### Description of the task
Please print the rows starting at the line that contains "List each element" and ending at the line that contains "Bar [80, 314, 107, 396]", both included.
## Begin Input material
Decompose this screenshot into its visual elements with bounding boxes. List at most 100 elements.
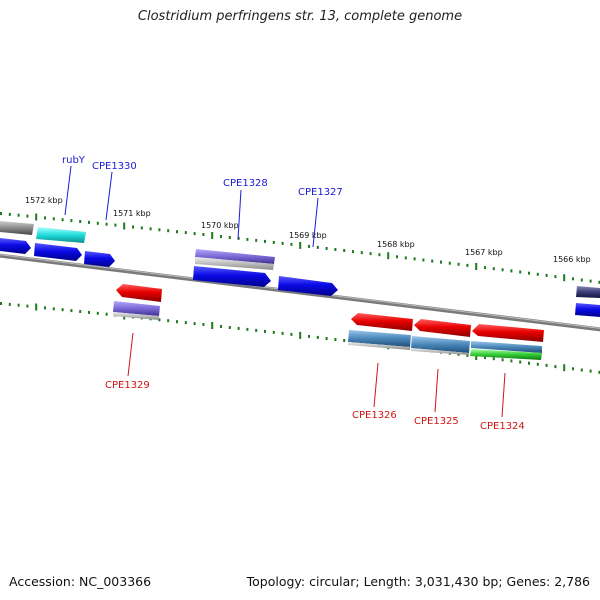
## End Input material
## Begin Input material
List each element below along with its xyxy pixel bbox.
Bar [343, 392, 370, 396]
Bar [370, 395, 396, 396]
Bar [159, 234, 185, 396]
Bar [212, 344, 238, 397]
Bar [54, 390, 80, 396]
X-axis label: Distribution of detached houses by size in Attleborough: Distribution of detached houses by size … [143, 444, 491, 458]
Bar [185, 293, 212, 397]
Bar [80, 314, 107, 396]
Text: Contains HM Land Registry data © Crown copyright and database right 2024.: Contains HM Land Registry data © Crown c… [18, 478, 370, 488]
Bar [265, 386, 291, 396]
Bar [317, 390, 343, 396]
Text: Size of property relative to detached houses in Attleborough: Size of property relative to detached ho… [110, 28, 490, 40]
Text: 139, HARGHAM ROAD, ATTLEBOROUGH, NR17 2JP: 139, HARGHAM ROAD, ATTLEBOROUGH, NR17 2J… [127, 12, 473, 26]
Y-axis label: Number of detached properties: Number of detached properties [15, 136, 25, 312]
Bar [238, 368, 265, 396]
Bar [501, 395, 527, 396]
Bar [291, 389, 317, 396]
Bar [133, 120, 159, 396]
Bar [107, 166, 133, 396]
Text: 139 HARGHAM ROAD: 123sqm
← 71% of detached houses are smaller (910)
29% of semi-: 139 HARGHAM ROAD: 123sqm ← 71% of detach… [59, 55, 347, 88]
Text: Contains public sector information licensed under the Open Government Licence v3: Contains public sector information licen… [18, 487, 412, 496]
## End Input material
## Begin Input material
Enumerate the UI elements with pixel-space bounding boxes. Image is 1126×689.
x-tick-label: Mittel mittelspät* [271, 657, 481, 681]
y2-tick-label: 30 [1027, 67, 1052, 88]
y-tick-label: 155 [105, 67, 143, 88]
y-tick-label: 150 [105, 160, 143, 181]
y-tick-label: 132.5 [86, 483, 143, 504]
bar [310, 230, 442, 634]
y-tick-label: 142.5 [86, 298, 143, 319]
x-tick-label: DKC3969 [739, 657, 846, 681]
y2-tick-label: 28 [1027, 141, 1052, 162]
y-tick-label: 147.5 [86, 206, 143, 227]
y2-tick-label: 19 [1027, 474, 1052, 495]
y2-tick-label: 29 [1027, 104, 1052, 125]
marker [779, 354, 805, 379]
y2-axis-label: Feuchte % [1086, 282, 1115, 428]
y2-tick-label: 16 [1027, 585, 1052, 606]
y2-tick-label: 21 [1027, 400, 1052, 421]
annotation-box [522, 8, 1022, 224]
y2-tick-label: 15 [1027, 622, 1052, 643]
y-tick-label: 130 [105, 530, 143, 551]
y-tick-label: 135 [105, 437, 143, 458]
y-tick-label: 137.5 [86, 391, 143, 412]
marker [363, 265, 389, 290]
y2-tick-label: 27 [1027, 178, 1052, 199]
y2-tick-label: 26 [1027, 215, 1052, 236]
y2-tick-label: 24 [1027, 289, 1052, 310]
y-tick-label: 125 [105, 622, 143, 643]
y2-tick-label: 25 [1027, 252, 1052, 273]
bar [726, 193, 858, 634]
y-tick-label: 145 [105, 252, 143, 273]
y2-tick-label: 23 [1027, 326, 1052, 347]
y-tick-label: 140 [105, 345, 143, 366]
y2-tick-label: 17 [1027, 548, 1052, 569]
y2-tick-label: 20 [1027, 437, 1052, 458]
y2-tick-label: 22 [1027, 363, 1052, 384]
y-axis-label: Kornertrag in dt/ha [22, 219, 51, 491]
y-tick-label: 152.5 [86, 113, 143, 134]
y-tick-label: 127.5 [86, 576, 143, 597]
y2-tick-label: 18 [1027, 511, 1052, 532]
## End Input material
### The result
List each element below along with its xyxy pixel bbox.
Bar [343, 392, 370, 396]
Bar [370, 395, 396, 396]
Bar [159, 234, 185, 396]
Bar [212, 344, 238, 397]
Bar [54, 390, 80, 396]
X-axis label: Distribution of detached houses by size in Attleborough: Distribution of detached houses by size … [143, 444, 491, 458]
Bar [185, 293, 212, 397]
Bar [80, 314, 107, 396]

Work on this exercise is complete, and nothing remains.